◆ WRITTEN REQUEST: Where a line contains the word "Consumer", copy that line.

◆ TASK INPUT:
— Start —
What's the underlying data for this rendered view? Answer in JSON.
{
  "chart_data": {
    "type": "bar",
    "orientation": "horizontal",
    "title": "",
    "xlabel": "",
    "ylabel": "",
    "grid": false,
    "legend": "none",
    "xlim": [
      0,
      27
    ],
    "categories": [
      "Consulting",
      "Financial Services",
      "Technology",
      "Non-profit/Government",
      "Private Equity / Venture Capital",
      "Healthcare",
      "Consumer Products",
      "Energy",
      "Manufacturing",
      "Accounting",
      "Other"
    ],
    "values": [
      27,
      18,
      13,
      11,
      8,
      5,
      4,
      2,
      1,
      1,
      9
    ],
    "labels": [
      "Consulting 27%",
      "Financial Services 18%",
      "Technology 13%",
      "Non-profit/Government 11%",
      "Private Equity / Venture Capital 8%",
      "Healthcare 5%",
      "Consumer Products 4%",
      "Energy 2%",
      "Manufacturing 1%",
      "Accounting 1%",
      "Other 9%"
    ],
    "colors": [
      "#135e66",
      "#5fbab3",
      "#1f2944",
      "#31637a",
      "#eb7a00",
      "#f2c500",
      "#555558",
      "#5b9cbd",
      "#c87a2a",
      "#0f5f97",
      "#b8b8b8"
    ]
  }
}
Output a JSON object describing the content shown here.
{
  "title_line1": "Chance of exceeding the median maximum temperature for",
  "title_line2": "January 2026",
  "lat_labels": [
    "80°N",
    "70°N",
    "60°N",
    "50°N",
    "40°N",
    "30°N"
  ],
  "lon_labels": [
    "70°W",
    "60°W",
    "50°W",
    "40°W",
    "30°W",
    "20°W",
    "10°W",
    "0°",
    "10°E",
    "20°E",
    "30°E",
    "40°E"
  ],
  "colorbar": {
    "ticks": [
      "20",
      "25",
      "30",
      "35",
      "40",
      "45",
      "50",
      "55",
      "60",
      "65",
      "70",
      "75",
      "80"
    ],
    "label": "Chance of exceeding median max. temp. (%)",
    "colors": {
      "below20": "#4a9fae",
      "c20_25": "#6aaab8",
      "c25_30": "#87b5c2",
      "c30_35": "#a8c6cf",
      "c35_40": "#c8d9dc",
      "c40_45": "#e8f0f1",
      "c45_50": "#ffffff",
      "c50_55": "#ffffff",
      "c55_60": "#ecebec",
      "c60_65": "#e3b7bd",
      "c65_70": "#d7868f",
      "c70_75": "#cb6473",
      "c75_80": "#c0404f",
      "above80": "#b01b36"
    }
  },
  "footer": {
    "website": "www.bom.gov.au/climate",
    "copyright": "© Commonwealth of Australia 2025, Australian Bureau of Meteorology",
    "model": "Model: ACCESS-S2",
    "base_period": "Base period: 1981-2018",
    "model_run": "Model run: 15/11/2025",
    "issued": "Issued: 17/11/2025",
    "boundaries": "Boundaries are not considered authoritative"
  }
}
— End —
◆ RESULT OF THIS EXERCISE:
      "Consumer Products",
      "Consumer Products 4%",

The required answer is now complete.